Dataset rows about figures

╭──

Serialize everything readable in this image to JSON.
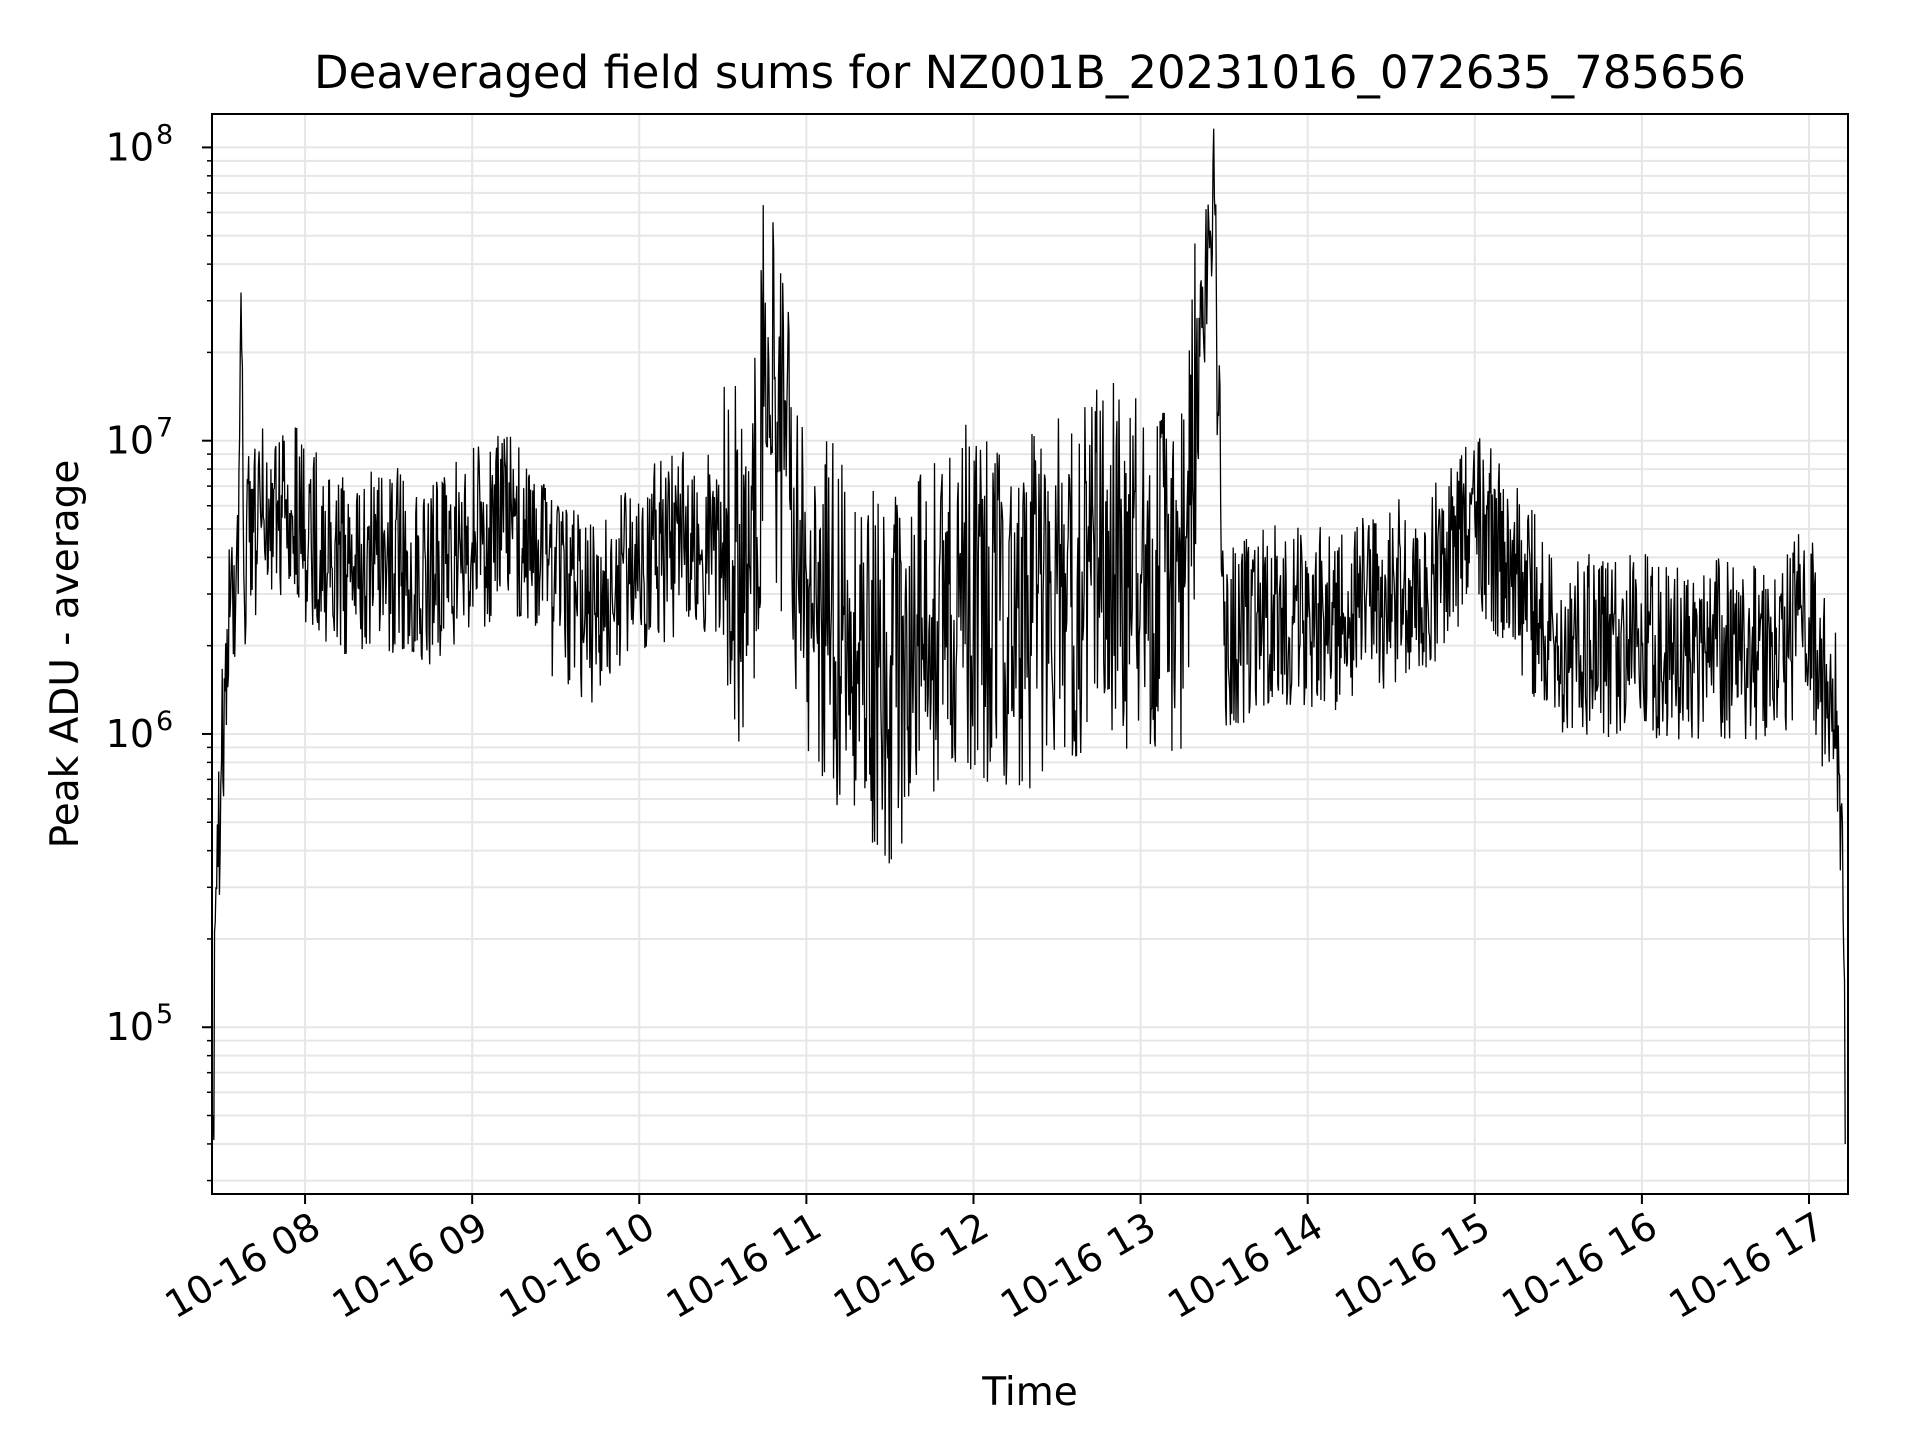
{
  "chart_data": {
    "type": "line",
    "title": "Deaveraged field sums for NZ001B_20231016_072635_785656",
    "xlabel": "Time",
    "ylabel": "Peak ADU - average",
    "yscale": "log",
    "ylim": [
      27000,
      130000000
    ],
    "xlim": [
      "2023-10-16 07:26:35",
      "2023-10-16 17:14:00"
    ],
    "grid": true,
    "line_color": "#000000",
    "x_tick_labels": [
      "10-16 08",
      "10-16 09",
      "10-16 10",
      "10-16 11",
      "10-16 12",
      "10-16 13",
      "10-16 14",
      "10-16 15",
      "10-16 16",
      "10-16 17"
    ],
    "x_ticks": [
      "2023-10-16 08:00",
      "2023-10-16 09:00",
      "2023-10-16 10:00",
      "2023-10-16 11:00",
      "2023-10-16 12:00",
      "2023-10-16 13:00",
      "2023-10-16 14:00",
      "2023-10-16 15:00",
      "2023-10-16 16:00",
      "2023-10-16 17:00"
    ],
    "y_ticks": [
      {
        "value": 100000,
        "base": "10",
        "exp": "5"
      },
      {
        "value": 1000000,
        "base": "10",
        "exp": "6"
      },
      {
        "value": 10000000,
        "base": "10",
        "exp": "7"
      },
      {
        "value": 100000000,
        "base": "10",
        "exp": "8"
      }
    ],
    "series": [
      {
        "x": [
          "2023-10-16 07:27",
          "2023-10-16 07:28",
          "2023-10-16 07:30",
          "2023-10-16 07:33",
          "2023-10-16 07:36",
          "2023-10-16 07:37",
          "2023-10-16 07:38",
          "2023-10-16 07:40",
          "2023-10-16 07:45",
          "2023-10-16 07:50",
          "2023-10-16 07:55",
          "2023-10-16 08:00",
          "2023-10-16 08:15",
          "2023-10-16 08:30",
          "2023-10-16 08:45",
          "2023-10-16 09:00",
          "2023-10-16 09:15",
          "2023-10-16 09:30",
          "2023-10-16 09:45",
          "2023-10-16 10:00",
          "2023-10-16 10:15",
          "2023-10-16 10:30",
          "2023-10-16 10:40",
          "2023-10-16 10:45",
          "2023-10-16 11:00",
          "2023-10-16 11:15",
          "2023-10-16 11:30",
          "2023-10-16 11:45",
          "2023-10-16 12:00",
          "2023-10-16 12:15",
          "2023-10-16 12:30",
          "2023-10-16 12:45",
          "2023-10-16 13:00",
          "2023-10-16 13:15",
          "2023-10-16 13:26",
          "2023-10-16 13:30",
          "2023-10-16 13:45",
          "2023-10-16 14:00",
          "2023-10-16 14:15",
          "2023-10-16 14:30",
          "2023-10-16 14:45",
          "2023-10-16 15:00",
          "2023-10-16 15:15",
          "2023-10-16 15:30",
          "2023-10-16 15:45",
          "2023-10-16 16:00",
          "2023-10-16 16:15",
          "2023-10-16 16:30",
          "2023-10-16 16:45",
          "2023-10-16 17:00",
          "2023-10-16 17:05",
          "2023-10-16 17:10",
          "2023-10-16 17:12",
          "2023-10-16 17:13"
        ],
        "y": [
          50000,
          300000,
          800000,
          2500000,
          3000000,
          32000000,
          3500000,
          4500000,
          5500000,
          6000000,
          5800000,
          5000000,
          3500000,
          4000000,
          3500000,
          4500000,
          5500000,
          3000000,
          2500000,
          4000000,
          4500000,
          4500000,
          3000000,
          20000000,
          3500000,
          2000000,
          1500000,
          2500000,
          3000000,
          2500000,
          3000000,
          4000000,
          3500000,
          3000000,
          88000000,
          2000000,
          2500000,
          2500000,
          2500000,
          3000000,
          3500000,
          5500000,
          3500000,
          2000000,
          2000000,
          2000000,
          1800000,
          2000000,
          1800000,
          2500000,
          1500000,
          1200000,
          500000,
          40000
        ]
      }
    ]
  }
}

╰──

The exercise | Drop the pictures and reproduce the rest of the entries above exactly.

Solution to this problem |
Serialize everything readable in this image to JSON.
{
  "chart_data": {
    "type": "line",
    "title": "Deaveraged field sums for NZ001B_20231016_072635_785656",
    "xlabel": "Time",
    "ylabel": "Peak ADU - average",
    "yscale": "log",
    "ylim": [
      27000,
      130000000
    ],
    "xlim": [
      "2023-10-16 07:26:35",
      "2023-10-16 17:14:00"
    ],
    "grid": true,
    "line_color": "#000000",
    "x_tick_labels": [
      "10-16 08",
      "10-16 09",
      "10-16 10",
      "10-16 11",
      "10-16 12",
      "10-16 13",
      "10-16 14",
      "10-16 15",
      "10-16 16",
      "10-16 17"
    ],
    "x_ticks": [
      "2023-10-16 08:00",
      "2023-10-16 09:00",
      "2023-10-16 10:00",
      "2023-10-16 11:00",
      "2023-10-16 12:00",
      "2023-10-16 13:00",
      "2023-10-16 14:00",
      "2023-10-16 15:00",
      "2023-10-16 16:00",
      "2023-10-16 17:00"
    ],
    "y_ticks": [
      {
        "value": 100000,
        "base": "10",
        "exp": "5"
      },
      {
        "value": 1000000,
        "base": "10",
        "exp": "6"
      },
      {
        "value": 10000000,
        "base": "10",
        "exp": "7"
      },
      {
        "value": 100000000,
        "base": "10",
        "exp": "8"
      }
    ],
    "series": [
      {
        "x": [
          "2023-10-16 07:27",
          "2023-10-16 07:28",
          "2023-10-16 07:30",
          "2023-10-16 07:33",
          "2023-10-16 07:36",
          "2023-10-16 07:37",
          "2023-10-16 07:38",
          "2023-10-16 07:40",
          "2023-10-16 07:45",
          "2023-10-16 07:50",
          "2023-10-16 07:55",
          "2023-10-16 08:00",
          "2023-10-16 08:15",
          "2023-10-16 08:30",
          "2023-10-16 08:45",
          "2023-10-16 09:00",
          "2023-10-16 09:15",
          "2023-10-16 09:30",
          "2023-10-16 09:45",
          "2023-10-16 10:00",
          "2023-10-16 10:15",
          "2023-10-16 10:30",
          "2023-10-16 10:40",
          "2023-10-16 10:45",
          "2023-10-16 11:00",
          "2023-10-16 11:15",
          "2023-10-16 11:30",
          "2023-10-16 11:45",
          "2023-10-16 12:00",
          "2023-10-16 12:15",
          "2023-10-16 12:30",
          "2023-10-16 12:45",
          "2023-10-16 13:00",
          "2023-10-16 13:15",
          "2023-10-16 13:26",
          "2023-10-16 13:30",
          "2023-10-16 13:45",
          "2023-10-16 14:00",
          "2023-10-16 14:15",
          "2023-10-16 14:30",
          "2023-10-16 14:45",
          "2023-10-16 15:00",
          "2023-10-16 15:15",
          "2023-10-16 15:30",
          "2023-10-16 15:45",
          "2023-10-16 16:00",
          "2023-10-16 16:15",
          "2023-10-16 16:30",
          "2023-10-16 16:45",
          "2023-10-16 17:00",
          "2023-10-16 17:05",
          "2023-10-16 17:10",
          "2023-10-16 17:12",
          "2023-10-16 17:13"
        ],
        "y": [
          50000,
          300000,
          800000,
          2500000,
          3000000,
          32000000,
          3500000,
          4500000,
          5500000,
          6000000,
          5800000,
          5000000,
          3500000,
          4000000,
          3500000,
          4500000,
          5500000,
          3000000,
          2500000,
          4000000,
          4500000,
          4500000,
          3000000,
          20000000,
          3500000,
          2000000,
          1500000,
          2500000,
          3000000,
          2500000,
          3000000,
          4000000,
          3500000,
          3000000,
          88000000,
          2000000,
          2500000,
          2500000,
          2500000,
          3000000,
          3500000,
          5500000,
          3500000,
          2000000,
          2000000,
          2000000,
          1800000,
          2000000,
          1800000,
          2500000,
          1500000,
          1200000,
          500000,
          40000
        ]
      }
    ]
  }
}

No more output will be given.